Reaparece liniero cubano que sufrió grave accidente laboral en La Habana: El accidente le costó perder ambos brazos

Redacción

Osmani Hernández Padroza, liniero eléctrico de 35 años, reapareció públicamente tras el grave accidente laboral que sufrió en septiembre mientras trabajaba en una avería en San Miguel del Padrón, La Habana.

En su imagen más reciente compartida en redes, se le ve sin ambos brazos pero con una sonrisa que lo convierte en ejemplo de fortaleza y resiliencia, generando una ola de admiración, aliento y solidaridad entre miles de cubanos.

El creador digital Alexander Ríos Cruz compartió la foto junto a un mensaje emotivo: “Aquí está Osmani: el electricista, el liniero, el campeón de la vida. El que nunca se rindió y enfrentó con gran fuerza cada desafío. Eres un verdadero guerrero, Osmani. Muchas bendiciones para ti, y que miles de cosas buenas lleguen siempre a tu camino”.

El accidente que cambió su vida

El pasado 12 de septiembre, Osmani recibió una descarga eléctrica mientras trabajaba en la calle Pepe Prieto. Testigos relatan que quedó colgado del poste, convulsionando y vomitando, hasta que vecinos lo bajaron y lo trasladaron al Hospital Miguel Enríquez en un vehículo particular, sin asistencia inmediata de bomberos ni personal especializado.

El diagnóstico fue devastador: quemaduras severas en ambos brazos, que obligaron a la amputación. Desde el hospital, Osmani mantuvo la calma y envió un mensaje a su familia que conmovió a todo el país: “Fuerza de voluntad tengo… y consciente de lo que va a pasar estoy consciente. Así que tranquila mamá, no te preocupes. Yo sé que por lo menos voy a perder los brazos, pero la vida la conservo”.

● ● ● ● ● ● ●

Tareas por realizar -
A – Responde estas preguntas según la noticia sobre el liniero cubano:
(i) ¿Qué edad tiene Osmani Hernández Padroza?
(ii) ¿En qué calle trabajaba cuando recibió la descarga eléctrica?
(iii) ¿A qué hospital lo trasladaron?
B – Indica si cada afirmación coincide con la noticia sobre el liniero cubano. Responde sí o no y cita las palabras del texto que lo deciden.
(i) El accidente ocurrió en septiembre en San Miguel del Padrón.
(ii) Los bomberos lo llevaron al hospital.
(iii) Alexander Ríos Cruz compartió la foto de Osmani.
C – Según la noticia sobre el liniero cubano, ¿por qué hubo que amputarle los brazos a Osmani?
Los ítems son material independiente de la noticia.

[Entradas de datos]

● ● ● ● ● ● ●

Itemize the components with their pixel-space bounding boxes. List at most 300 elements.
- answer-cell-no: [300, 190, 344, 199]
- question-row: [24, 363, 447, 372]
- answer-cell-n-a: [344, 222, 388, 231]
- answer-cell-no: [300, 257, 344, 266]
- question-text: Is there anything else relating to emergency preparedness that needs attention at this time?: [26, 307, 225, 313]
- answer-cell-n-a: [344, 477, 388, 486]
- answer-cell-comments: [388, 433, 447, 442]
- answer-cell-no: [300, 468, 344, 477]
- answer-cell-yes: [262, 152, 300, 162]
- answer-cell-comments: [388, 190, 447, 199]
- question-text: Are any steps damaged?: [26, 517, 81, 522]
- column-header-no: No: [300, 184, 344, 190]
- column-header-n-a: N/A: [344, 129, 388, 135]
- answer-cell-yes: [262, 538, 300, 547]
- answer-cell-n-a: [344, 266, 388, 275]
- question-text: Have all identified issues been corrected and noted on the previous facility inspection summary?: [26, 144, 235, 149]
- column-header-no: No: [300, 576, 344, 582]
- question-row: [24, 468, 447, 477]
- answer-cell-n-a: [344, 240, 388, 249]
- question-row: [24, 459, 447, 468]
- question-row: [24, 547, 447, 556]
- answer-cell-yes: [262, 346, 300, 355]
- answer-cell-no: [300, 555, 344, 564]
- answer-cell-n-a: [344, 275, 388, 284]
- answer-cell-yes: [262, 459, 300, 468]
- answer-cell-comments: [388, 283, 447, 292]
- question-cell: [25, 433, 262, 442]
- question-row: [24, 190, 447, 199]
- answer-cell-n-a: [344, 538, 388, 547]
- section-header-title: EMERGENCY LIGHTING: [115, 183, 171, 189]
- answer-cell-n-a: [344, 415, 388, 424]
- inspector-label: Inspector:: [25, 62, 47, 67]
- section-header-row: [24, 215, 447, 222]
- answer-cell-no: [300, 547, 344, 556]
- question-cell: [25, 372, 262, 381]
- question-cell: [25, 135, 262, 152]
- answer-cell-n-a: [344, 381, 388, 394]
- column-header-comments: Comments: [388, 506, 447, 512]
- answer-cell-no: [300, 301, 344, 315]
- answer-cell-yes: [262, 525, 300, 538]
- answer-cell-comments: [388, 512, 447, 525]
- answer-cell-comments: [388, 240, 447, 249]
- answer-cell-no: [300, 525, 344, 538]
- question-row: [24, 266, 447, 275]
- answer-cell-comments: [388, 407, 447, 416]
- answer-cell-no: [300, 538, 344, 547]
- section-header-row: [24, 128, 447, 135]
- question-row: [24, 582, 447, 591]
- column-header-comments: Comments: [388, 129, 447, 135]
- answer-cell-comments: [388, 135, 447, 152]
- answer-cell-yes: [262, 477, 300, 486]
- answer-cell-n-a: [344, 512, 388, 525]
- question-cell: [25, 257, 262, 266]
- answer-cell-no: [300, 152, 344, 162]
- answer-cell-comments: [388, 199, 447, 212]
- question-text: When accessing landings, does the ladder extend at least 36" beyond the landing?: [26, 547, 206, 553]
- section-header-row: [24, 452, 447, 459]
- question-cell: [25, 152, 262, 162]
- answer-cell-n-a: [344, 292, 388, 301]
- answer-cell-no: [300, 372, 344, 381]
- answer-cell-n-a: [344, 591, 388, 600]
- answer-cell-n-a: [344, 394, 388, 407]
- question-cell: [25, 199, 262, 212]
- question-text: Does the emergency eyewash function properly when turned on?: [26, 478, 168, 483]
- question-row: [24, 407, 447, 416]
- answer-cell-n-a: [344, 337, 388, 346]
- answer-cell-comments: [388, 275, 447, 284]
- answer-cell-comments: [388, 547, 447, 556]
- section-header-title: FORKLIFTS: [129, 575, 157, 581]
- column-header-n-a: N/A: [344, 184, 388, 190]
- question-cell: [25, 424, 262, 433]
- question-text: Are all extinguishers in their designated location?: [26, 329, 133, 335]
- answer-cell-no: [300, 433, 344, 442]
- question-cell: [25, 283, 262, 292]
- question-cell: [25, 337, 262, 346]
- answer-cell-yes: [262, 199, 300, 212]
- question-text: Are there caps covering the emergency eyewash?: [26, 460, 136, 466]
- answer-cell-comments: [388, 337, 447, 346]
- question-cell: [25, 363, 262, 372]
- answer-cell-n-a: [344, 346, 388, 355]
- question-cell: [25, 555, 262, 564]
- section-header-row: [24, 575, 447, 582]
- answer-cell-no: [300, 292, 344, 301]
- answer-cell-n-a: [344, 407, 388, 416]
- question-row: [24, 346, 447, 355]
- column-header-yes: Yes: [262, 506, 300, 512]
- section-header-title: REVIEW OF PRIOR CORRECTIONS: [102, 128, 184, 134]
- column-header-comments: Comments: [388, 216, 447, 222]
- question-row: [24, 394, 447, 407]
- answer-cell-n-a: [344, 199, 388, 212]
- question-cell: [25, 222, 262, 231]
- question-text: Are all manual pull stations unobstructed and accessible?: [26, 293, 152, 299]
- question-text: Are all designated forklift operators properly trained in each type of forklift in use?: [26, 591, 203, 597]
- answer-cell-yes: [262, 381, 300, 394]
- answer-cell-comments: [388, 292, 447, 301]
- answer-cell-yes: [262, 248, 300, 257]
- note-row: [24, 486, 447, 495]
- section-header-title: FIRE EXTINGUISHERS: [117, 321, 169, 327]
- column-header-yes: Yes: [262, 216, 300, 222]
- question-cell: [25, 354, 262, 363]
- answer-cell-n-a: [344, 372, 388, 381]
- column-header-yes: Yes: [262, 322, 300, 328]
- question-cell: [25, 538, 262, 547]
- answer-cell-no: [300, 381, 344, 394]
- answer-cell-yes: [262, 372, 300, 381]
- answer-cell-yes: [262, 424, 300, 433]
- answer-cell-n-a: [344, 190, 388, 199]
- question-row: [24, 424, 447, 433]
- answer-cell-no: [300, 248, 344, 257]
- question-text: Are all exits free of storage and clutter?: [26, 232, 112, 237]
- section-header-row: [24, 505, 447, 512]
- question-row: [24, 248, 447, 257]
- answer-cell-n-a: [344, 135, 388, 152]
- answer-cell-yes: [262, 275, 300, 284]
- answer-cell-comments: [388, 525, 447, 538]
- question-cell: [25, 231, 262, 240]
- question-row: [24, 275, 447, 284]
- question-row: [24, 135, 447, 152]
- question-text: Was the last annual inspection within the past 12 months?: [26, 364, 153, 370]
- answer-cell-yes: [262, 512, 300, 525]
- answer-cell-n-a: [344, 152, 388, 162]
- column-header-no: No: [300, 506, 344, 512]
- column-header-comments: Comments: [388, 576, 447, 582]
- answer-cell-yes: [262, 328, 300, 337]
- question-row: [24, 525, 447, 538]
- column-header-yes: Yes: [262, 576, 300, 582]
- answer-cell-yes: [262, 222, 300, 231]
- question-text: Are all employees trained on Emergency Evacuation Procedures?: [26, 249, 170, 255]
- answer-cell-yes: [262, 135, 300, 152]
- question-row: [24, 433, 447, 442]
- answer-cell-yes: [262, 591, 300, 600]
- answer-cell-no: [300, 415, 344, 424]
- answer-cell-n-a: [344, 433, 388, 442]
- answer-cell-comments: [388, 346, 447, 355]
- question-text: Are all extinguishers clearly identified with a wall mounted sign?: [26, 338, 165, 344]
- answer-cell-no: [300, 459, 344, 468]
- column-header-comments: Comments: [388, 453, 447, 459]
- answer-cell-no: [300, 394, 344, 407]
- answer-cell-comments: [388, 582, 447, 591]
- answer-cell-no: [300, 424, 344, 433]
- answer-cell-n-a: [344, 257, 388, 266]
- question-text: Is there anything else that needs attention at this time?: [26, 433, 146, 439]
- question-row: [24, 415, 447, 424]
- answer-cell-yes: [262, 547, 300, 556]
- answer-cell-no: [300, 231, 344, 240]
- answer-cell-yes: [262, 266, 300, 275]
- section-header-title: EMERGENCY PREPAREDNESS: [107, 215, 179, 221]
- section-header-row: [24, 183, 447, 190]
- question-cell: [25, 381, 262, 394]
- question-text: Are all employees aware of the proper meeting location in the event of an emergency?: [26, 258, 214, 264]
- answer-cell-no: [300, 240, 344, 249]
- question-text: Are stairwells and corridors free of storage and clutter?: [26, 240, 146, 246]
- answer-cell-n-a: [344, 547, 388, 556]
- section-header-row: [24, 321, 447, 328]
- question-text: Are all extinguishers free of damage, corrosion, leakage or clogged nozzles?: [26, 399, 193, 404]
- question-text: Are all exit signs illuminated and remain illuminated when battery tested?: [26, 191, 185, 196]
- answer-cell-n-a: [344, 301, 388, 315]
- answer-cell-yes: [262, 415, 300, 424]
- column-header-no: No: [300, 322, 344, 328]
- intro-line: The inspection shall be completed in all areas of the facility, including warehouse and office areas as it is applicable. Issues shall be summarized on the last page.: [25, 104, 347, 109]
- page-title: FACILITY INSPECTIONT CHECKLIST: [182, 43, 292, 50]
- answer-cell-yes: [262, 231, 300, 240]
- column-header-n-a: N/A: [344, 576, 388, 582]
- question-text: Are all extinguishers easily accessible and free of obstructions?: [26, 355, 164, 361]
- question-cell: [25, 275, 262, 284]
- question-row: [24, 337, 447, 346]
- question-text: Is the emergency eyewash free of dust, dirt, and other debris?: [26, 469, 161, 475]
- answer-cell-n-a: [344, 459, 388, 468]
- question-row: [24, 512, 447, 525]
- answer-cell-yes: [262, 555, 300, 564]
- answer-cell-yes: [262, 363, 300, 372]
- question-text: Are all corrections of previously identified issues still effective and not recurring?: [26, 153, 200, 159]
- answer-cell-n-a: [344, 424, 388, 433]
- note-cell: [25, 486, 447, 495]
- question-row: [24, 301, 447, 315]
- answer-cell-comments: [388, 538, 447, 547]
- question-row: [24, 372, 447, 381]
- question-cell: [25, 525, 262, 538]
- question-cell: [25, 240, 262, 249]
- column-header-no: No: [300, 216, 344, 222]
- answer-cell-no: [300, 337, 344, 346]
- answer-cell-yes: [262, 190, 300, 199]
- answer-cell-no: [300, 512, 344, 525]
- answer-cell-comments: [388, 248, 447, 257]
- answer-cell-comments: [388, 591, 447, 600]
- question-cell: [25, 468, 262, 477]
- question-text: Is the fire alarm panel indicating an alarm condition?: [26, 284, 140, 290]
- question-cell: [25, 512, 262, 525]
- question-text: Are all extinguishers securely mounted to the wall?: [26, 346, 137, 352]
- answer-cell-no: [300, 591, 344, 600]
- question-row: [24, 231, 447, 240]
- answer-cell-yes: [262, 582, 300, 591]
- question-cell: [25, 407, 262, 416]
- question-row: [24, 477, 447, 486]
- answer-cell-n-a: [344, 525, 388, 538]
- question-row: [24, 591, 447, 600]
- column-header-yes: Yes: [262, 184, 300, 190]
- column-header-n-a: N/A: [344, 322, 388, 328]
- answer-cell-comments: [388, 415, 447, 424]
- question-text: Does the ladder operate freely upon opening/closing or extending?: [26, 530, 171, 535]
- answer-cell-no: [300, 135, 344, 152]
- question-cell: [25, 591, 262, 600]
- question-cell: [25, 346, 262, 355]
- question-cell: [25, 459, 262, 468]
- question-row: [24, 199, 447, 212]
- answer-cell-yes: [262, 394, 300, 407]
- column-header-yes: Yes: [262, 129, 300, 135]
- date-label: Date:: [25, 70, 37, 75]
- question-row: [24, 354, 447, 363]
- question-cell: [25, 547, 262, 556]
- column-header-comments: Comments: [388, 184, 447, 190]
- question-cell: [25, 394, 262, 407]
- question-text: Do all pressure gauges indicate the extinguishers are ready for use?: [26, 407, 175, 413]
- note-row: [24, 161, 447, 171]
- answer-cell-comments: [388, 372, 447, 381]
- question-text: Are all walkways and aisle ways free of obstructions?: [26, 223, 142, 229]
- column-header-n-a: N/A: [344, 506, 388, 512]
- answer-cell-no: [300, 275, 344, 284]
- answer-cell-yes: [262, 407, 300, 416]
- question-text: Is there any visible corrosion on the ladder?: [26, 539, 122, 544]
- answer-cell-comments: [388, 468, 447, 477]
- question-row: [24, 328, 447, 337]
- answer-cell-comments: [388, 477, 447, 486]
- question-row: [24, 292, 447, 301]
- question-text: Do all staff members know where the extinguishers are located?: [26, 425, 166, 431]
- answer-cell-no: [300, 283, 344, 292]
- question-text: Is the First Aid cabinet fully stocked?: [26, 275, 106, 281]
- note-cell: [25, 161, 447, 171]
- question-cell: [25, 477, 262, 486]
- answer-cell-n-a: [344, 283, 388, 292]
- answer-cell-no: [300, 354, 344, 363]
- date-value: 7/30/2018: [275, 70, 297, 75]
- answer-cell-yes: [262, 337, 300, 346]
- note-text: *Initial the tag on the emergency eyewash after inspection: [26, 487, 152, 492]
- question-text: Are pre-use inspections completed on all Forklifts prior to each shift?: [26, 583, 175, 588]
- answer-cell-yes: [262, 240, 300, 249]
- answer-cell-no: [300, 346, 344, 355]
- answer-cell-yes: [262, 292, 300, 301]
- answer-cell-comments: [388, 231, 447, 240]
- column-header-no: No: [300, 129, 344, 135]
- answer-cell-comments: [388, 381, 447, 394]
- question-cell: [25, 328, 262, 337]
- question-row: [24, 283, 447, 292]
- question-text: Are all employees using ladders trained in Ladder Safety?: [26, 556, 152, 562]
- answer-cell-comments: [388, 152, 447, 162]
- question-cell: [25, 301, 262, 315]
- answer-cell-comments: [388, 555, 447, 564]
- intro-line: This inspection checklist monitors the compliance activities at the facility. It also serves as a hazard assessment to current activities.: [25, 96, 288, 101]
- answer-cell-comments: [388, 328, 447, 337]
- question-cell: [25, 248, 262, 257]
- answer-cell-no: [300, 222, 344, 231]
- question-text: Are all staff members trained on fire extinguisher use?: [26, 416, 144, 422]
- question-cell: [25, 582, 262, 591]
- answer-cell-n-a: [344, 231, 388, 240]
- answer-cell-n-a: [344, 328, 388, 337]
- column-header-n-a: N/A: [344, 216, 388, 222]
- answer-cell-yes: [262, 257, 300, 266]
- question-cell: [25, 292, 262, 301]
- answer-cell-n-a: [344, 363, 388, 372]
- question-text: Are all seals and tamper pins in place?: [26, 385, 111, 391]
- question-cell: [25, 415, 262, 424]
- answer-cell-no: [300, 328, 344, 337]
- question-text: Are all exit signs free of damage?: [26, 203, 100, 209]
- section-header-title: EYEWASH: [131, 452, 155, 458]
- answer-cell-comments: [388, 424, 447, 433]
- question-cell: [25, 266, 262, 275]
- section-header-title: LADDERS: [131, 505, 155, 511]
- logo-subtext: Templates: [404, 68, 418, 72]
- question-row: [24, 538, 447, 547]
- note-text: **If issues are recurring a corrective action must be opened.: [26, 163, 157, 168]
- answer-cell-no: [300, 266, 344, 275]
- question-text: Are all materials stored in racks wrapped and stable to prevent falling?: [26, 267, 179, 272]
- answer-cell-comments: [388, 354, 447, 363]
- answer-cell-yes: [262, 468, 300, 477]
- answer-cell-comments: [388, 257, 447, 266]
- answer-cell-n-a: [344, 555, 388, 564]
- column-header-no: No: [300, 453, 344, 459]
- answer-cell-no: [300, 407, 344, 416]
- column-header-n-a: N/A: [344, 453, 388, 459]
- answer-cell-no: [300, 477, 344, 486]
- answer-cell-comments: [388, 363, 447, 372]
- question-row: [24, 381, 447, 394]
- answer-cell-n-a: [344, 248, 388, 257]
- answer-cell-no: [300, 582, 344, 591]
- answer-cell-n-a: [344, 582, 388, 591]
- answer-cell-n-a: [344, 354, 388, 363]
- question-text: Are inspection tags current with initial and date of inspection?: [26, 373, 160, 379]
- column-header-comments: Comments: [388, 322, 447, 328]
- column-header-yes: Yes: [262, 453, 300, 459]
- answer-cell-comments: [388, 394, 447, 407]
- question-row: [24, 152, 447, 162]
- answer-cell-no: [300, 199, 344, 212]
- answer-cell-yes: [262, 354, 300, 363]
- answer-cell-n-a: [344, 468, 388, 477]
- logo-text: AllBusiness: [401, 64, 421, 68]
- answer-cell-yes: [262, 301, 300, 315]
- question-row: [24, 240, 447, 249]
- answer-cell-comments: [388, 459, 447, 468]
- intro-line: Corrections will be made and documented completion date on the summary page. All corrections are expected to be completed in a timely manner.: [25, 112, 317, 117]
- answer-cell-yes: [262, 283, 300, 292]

● ● ● ● ● ● ●

Lista de respuestas -
A –
(i) 35 años.
(ii) En la calle Pepe Prieto.
(iii) Al Hospital Miguel Enríquez.

B –
(i) Sí: "sufrió en septiembre mientras trabajaba en una avería en San Miguel del Padrón".
(ii) No: "lo trasladaron al Hospital Miguel Enríquez en un vehículo particular, sin asistencia inmediata de bomberos ni personal especializado".
(iii) Sí: "El creador digital Alexander Ríos Cruz compartió la foto".

C – El diagnóstico mostró quemaduras severas en ambos brazos. Esas quemaduras obligaron a la amputación.